# THE TASK:
Count the lines in the entries below that contain the string "marker", matching case exactly. Give only the number.

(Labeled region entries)
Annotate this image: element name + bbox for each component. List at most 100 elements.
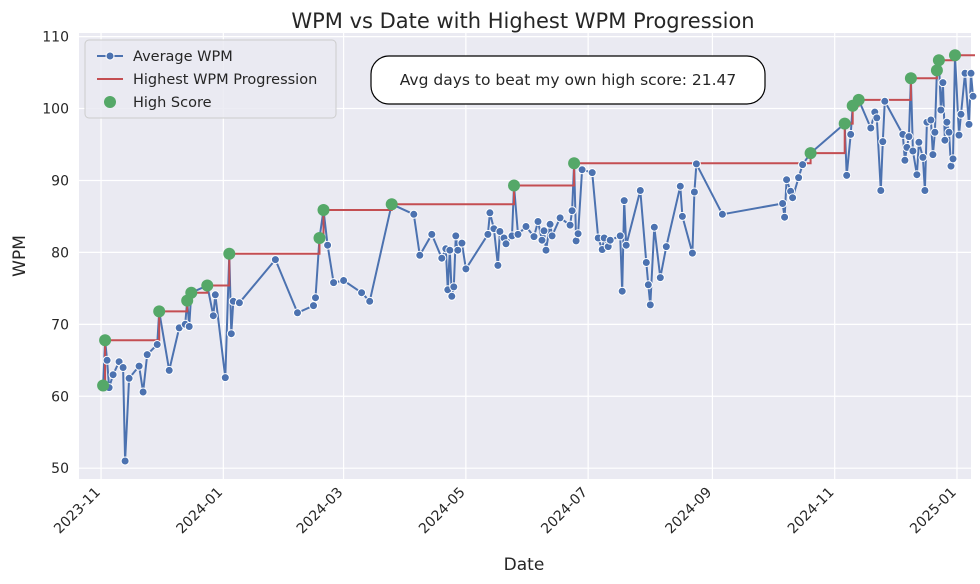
annotation-frame — [370, 55, 766, 105]
average-wpm-point — [357, 288, 367, 298]
high-score-point — [508, 179, 520, 192]
average-wpm-point — [555, 213, 565, 223]
y-axis-label: WPM — [10, 235, 30, 277]
average-wpm-point — [643, 280, 653, 290]
high-score-point — [932, 54, 945, 67]
annotation-box: Avg days to beat my own high score: 21.4… — [370, 55, 766, 105]
average-wpm-point — [533, 217, 543, 226]
average-wpm-point — [878, 137, 888, 147]
average-wpm-point — [587, 168, 597, 178]
average-wpm-point — [164, 365, 174, 375]
average-wpm-point — [966, 68, 976, 78]
y-tick-label: 110 — [42, 30, 69, 46]
legend-box — [84, 39, 337, 119]
y-tick-label: 90 — [51, 173, 69, 189]
x-tick-label: 2023-11 — [51, 485, 104, 538]
high-score-point — [313, 232, 326, 244]
series-layer — [97, 49, 978, 466]
average-wpm-point — [293, 308, 302, 318]
average-wpm-point — [866, 123, 876, 133]
average-wpm-point — [134, 361, 144, 371]
average-wpm-point — [687, 248, 697, 258]
legend-item-average-wpm: Average WPM — [97, 49, 233, 65]
y-tick-label: 50 — [51, 461, 69, 477]
average-wpm-point — [617, 286, 627, 296]
average-wpm-point — [635, 186, 645, 195]
average-wpm-point — [615, 231, 625, 241]
high-score-point — [201, 279, 214, 292]
average-wpm-point — [577, 165, 587, 175]
average-wpm-point — [904, 132, 914, 142]
legend-item-highest-progression: Highest WPM Progression — [97, 72, 317, 88]
average-wpm-point — [621, 240, 631, 250]
average-wpm-point — [798, 160, 808, 170]
average-wpm-point — [311, 293, 320, 303]
average-wpm-point — [689, 187, 699, 197]
average-wpm-point — [872, 113, 882, 123]
legend-swatch-average-marker — [105, 51, 115, 61]
average-wpm-point — [210, 290, 220, 300]
average-wpm-point — [908, 146, 918, 156]
high-score-point — [838, 117, 851, 130]
legend-label-high-score: High Score — [133, 95, 212, 111]
average-wpm-point — [501, 239, 511, 249]
legend-item-high-score: High Score — [104, 95, 212, 111]
average-wpm-point — [794, 173, 804, 183]
average-wpm-point — [605, 235, 615, 245]
average-wpm-point — [645, 300, 655, 310]
average-wpm-point — [323, 240, 333, 250]
average-wpm-point — [427, 229, 437, 239]
average-wpm-point — [220, 373, 230, 383]
average-wpm-point — [675, 181, 685, 191]
average-wpm-point — [918, 152, 928, 162]
average-wpm-point — [968, 91, 978, 101]
average-wpm-point — [537, 235, 547, 245]
average-wpm-point — [926, 115, 936, 125]
average-wpm-point — [619, 196, 629, 206]
average-wpm-point — [780, 212, 790, 222]
average-wpm-point — [309, 301, 318, 311]
average-wpm-point — [102, 355, 112, 365]
average-wpm-point — [437, 253, 447, 263]
legend-swatch-high-score-marker — [104, 96, 116, 108]
average-wpm-point — [108, 370, 118, 380]
average-wpm-point — [954, 130, 964, 140]
high-score-point — [852, 93, 865, 106]
average-wpm-point — [928, 150, 938, 160]
average-wpm-point — [329, 278, 339, 288]
x-axis-label: Date — [504, 555, 545, 575]
average-wpm-point — [956, 109, 966, 119]
average-wpm-point — [948, 154, 958, 164]
average-wpm-point — [493, 260, 503, 270]
high-score-point — [385, 198, 398, 211]
average-wpm-point — [184, 322, 194, 331]
average-wpm-point — [655, 273, 665, 283]
x-tick-label: 2024-05 — [416, 485, 469, 538]
average-wpm-point — [513, 229, 523, 239]
y-tick-label: 70 — [51, 317, 69, 333]
average-wpm-point — [138, 387, 148, 397]
average-wpm-point — [649, 222, 659, 232]
average-wpm-point — [573, 229, 583, 239]
average-wpm-point — [938, 78, 948, 88]
average-wpm-point — [226, 329, 236, 339]
average-wpm-point — [409, 209, 419, 219]
average-wpm-point — [782, 175, 792, 185]
x-tick-label: 2024-11 — [785, 485, 838, 538]
high-score-point — [185, 286, 198, 299]
x-tick-label: 2024-01 — [173, 485, 226, 538]
x-tick-label: 2024-03 — [294, 485, 347, 538]
average-wpm-point — [447, 291, 457, 301]
average-wpm-point — [483, 229, 493, 239]
average-wpm-point — [142, 350, 152, 360]
average-wpm-point — [691, 159, 701, 169]
average-wpm-point — [449, 282, 459, 292]
high-score-point — [949, 49, 961, 62]
average-wpm-point — [677, 211, 687, 221]
average-wpm-point — [940, 135, 950, 145]
average-wpm-point — [880, 96, 890, 106]
average-wpm-point — [641, 258, 651, 267]
average-wpm-point — [964, 119, 974, 129]
average-wpm-point — [944, 127, 954, 137]
average-wpm-point — [485, 208, 495, 218]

# THE RESULT:
2